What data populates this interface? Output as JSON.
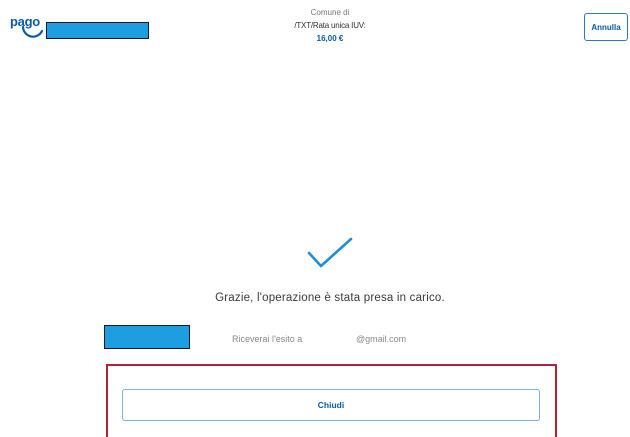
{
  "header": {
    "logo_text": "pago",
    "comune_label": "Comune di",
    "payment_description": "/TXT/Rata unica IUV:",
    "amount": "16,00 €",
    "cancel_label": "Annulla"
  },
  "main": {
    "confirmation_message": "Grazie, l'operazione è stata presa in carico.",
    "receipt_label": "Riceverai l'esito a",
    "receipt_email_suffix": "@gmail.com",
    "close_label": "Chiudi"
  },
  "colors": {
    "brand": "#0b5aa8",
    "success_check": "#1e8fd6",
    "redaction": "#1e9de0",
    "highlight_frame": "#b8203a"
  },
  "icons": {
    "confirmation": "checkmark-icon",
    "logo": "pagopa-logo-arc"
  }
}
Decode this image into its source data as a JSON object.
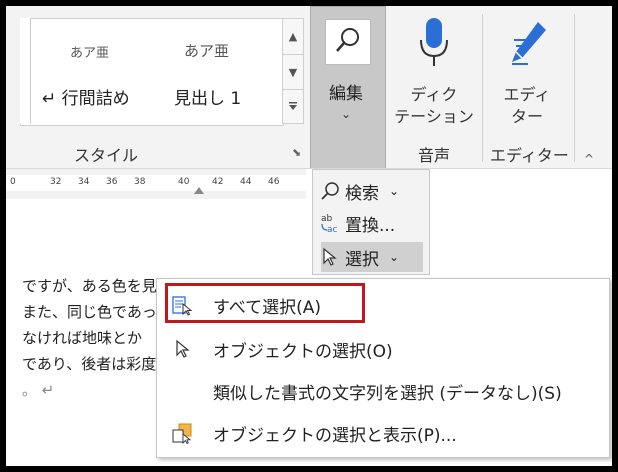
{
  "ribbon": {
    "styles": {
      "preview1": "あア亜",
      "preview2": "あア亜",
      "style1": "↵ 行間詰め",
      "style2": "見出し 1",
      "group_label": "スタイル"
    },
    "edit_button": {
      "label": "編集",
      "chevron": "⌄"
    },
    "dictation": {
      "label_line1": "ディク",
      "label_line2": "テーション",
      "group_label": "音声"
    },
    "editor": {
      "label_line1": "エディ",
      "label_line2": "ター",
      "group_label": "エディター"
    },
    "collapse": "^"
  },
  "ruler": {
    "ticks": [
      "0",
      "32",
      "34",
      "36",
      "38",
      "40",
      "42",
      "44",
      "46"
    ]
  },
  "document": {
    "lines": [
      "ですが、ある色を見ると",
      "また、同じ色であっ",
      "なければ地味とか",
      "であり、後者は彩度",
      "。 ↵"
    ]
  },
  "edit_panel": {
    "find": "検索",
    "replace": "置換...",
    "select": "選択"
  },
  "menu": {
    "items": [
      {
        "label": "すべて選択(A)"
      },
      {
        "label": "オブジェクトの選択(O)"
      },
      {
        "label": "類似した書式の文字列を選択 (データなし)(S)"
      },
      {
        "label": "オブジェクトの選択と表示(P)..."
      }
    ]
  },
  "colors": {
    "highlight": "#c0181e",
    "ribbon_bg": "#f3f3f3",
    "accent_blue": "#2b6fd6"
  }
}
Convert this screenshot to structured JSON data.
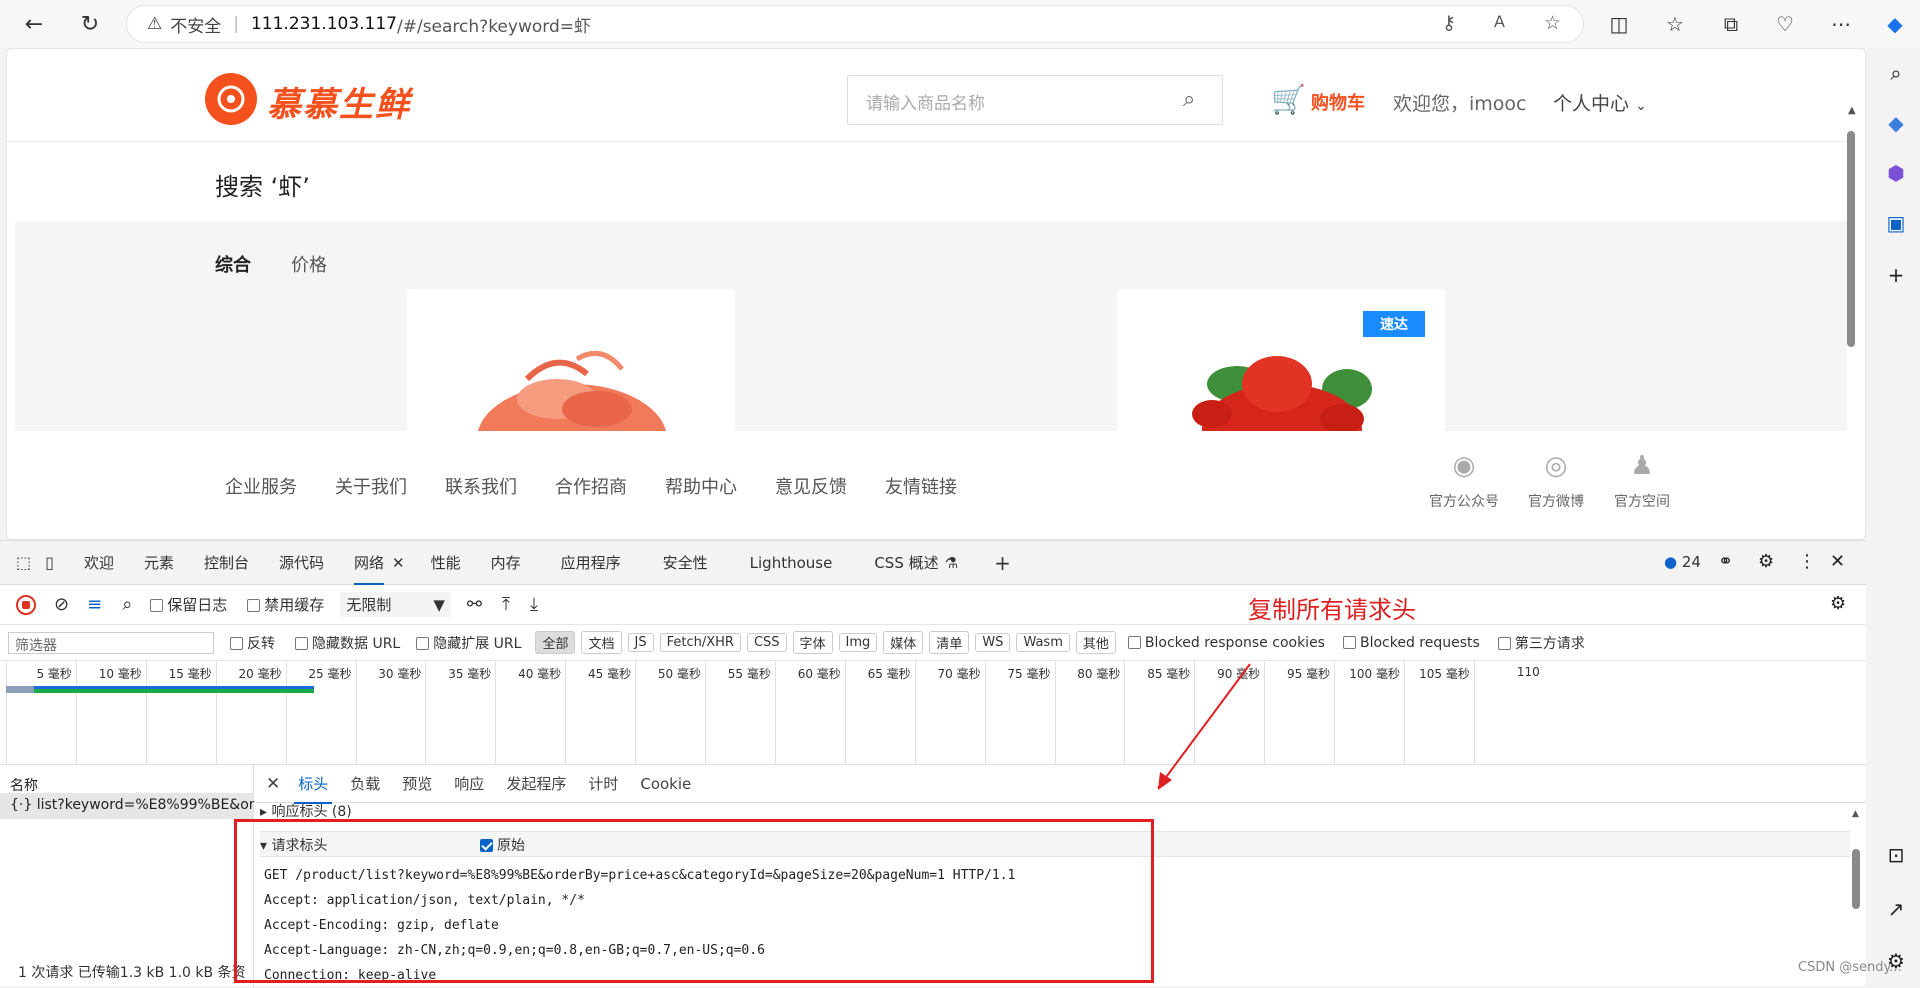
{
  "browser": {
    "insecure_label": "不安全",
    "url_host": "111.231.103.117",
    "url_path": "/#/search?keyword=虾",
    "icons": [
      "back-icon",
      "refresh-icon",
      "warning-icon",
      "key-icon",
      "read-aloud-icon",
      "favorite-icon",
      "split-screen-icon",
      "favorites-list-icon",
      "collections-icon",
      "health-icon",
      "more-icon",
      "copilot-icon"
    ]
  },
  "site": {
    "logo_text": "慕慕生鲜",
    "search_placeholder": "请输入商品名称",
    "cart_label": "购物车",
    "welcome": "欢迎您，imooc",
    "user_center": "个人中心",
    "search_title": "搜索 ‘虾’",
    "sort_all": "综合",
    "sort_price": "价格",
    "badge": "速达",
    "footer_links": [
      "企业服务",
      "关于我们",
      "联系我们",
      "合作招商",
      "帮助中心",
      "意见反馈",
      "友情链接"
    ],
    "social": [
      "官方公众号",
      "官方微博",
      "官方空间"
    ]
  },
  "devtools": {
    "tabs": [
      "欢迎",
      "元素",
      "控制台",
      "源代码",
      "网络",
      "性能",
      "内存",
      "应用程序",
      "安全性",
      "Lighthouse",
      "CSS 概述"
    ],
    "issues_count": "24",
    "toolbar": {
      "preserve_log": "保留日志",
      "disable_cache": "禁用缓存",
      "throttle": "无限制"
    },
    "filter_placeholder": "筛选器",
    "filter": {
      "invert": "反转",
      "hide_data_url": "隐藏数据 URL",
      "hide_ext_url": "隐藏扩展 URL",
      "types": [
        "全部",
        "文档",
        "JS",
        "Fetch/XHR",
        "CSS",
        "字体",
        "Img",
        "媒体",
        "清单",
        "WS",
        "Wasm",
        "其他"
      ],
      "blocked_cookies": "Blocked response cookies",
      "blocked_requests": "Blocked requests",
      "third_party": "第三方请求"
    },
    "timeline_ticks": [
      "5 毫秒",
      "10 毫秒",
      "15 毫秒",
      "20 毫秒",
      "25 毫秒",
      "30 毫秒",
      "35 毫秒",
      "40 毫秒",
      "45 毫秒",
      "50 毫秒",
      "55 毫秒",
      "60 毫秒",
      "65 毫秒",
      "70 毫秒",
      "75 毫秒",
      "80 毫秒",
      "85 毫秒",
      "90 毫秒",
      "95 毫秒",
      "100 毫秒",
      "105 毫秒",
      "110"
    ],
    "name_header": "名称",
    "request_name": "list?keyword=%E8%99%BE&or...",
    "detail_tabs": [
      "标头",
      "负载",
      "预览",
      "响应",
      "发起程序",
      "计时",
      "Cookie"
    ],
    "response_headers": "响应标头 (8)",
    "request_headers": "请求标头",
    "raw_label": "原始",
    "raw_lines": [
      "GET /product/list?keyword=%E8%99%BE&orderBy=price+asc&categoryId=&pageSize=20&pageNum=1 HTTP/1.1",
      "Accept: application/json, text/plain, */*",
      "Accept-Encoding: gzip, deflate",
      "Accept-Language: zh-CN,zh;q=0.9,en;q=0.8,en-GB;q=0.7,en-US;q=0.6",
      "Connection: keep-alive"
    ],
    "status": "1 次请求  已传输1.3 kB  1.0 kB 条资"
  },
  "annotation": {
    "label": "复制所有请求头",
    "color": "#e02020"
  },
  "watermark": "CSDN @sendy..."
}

================================

Go through the material and copy out every line with "Blocked" in it.

      "blocked_cookies": "Blocked response cookies",
      "blocked_requests": "Blocked requests",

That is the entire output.